◆ What you should do
Copy every record below line for line, changing nothing.

◆ Data extract
###
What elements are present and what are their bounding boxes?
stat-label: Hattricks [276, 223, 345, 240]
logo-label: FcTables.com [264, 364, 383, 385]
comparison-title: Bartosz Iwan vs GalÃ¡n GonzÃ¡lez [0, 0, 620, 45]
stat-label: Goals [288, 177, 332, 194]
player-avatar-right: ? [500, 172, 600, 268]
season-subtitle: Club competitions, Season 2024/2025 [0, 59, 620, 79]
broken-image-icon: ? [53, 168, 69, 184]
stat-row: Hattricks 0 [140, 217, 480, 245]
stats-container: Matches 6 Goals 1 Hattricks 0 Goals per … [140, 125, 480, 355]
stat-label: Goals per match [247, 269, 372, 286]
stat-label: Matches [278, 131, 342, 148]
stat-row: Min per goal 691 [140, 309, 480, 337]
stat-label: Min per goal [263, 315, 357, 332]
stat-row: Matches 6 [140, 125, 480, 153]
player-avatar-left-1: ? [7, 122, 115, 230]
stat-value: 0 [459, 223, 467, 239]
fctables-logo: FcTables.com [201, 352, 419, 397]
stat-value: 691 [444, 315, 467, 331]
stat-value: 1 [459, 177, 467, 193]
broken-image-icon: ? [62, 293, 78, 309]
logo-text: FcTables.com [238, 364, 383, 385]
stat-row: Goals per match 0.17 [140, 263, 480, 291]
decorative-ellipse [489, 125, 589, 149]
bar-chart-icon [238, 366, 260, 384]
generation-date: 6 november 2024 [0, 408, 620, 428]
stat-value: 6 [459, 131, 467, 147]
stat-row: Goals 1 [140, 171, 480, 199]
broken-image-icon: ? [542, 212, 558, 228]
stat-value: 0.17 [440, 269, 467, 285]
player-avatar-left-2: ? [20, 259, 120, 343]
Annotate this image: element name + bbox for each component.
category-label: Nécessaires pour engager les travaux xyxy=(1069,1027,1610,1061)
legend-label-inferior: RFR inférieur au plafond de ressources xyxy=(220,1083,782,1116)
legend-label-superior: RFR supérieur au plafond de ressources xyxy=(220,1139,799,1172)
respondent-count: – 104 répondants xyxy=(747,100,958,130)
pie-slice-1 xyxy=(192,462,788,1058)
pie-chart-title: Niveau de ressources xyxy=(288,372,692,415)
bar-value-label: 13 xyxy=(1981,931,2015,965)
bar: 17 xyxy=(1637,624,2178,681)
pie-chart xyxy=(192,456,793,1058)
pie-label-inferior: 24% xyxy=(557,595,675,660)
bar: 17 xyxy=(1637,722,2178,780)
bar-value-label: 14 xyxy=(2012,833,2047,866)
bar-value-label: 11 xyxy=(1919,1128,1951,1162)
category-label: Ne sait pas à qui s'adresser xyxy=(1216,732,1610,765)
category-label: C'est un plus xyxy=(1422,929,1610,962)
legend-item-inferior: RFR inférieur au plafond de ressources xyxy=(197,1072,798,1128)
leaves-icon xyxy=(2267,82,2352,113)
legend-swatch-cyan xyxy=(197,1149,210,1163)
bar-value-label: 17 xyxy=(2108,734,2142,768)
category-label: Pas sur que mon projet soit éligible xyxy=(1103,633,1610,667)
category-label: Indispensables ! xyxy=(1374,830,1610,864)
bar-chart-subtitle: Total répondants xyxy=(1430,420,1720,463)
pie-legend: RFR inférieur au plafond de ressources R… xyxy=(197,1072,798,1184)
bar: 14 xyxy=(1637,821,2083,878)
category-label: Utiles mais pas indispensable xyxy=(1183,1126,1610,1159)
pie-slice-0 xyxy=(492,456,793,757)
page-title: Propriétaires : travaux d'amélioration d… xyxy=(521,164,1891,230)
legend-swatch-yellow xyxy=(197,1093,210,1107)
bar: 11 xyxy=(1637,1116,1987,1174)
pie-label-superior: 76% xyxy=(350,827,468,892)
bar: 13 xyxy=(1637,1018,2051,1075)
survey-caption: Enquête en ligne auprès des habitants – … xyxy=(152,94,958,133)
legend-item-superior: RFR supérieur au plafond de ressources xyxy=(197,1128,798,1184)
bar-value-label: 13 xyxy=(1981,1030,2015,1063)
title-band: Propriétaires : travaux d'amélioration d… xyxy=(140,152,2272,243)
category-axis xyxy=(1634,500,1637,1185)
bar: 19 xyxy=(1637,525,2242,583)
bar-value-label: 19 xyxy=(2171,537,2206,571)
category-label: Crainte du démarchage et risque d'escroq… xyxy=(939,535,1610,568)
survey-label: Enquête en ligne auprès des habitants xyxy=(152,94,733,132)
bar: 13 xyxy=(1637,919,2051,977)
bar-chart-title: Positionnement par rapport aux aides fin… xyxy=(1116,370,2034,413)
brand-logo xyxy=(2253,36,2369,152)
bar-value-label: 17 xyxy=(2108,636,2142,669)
###
◆ Result below
What elements are present and what are their bounding boxes?
stat-label: Hattricks [276, 223, 345, 240]
logo-label: FcTables.com [264, 364, 383, 385]
comparison-title: Bartosz Iwan vs GalÃ¡n GonzÃ¡lez [0, 0, 620, 45]
stat-label: Goals [288, 177, 332, 194]
player-avatar-right: ? [500, 172, 600, 268]
season-subtitle: Club competitions, Season 2024/2025 [0, 59, 620, 79]
broken-image-icon: ? [53, 168, 69, 184]
stat-row: Hattricks 0 [140, 217, 480, 245]
stats-container: Matches 6 Goals 1 Hattricks 0 Goals per … [140, 125, 480, 355]
stat-label: Goals per match [247, 269, 372, 286]
stat-label: Matches [278, 131, 342, 148]
stat-row: Min per goal 691 [140, 309, 480, 337]
stat-label: Min per goal [263, 315, 357, 332]
stat-row: Matches 6 [140, 125, 480, 153]
player-avatar-left-1: ? [7, 122, 115, 230]
stat-value: 0 [459, 223, 467, 239]
fctables-logo: FcTables.com [201, 352, 419, 397]
stat-value: 691 [444, 315, 467, 331]
stat-value: 1 [459, 177, 467, 193]
broken-image-icon: ? [62, 293, 78, 309]
logo-text: FcTables.com [238, 364, 383, 385]
stat-row: Goals per match 0.17 [140, 263, 480, 291]
decorative-ellipse [489, 125, 589, 149]
bar-chart-icon [238, 366, 260, 384]
generation-date: 6 november 2024 [0, 408, 620, 428]
stat-value: 6 [459, 131, 467, 147]
stat-row: Goals 1 [140, 171, 480, 199]
broken-image-icon: ? [542, 212, 558, 228]
stat-value: 0.17 [440, 269, 467, 285]
player-avatar-left-2: ? [20, 259, 120, 343]
Annotate this image: element name + bbox for each component.
category-label: Nécessaires pour engager les travaux xyxy=(1069,1027,1610,1061)
legend-label-inferior: RFR inférieur au plafond de ressources xyxy=(220,1083,782,1116)
legend-label-superior: RFR supérieur au plafond de ressources xyxy=(220,1139,799,1172)
respondent-count: – 104 répondants xyxy=(747,100,958,130)
pie-slice-1 xyxy=(192,462,788,1058)
pie-chart-title: Niveau de ressources xyxy=(288,372,692,415)
bar-value-label: 13 xyxy=(1981,931,2015,965)
bar: 17 xyxy=(1637,624,2178,681)
pie-chart xyxy=(192,456,793,1058)
pie-label-inferior: 24% xyxy=(557,595,675,660)
bar: 17 xyxy=(1637,722,2178,780)
bar-value-label: 14 xyxy=(2012,833,2047,866)
bar-value-label: 11 xyxy=(1919,1128,1951,1162)
category-label: Ne sait pas à qui s'adresser xyxy=(1216,732,1610,765)
category-label: C'est un plus xyxy=(1422,929,1610,962)
legend-item-inferior: RFR inférieur au plafond de ressources xyxy=(197,1072,798,1128)
leaves-icon xyxy=(2267,82,2352,113)
legend-swatch-cyan xyxy=(197,1149,210,1163)
bar-value-label: 17 xyxy=(2108,734,2142,768)
category-label: Pas sur que mon projet soit éligible xyxy=(1103,633,1610,667)
category-label: Indispensables ! xyxy=(1374,830,1610,864)
bar-chart-subtitle: Total répondants xyxy=(1430,420,1720,463)
pie-legend: RFR inférieur au plafond de ressources R… xyxy=(197,1072,798,1184)
bar: 14 xyxy=(1637,821,2083,878)
category-label: Utiles mais pas indispensable xyxy=(1183,1126,1610,1159)
pie-slice-0 xyxy=(492,456,793,757)
page-title: Propriétaires : travaux d'amélioration d… xyxy=(521,164,1891,230)
legend-swatch-yellow xyxy=(197,1093,210,1107)
bar: 11 xyxy=(1637,1116,1987,1174)
pie-label-superior: 76% xyxy=(350,827,468,892)
bar: 13 xyxy=(1637,1018,2051,1075)
survey-caption: Enquête en ligne auprès des habitants – … xyxy=(152,94,958,133)
legend-item-superior: RFR supérieur au plafond de ressources xyxy=(197,1128,798,1184)
bar-value-label: 13 xyxy=(1981,1030,2015,1063)
title-band: Propriétaires : travaux d'amélioration d… xyxy=(140,152,2272,243)
category-axis xyxy=(1634,500,1637,1185)
bar: 19 xyxy=(1637,525,2242,583)
bar-value-label: 19 xyxy=(2171,537,2206,571)
category-label: Crainte du démarchage et risque d'escroq… xyxy=(939,535,1610,568)
survey-label: Enquête en ligne auprès des habitants xyxy=(152,94,733,132)
bar: 13 xyxy=(1637,919,2051,977)
bar-chart-title: Positionnement par rapport aux aides fin… xyxy=(1116,370,2034,413)
brand-logo xyxy=(2253,36,2369,152)
bar-value-label: 17 xyxy=(2108,636,2142,669)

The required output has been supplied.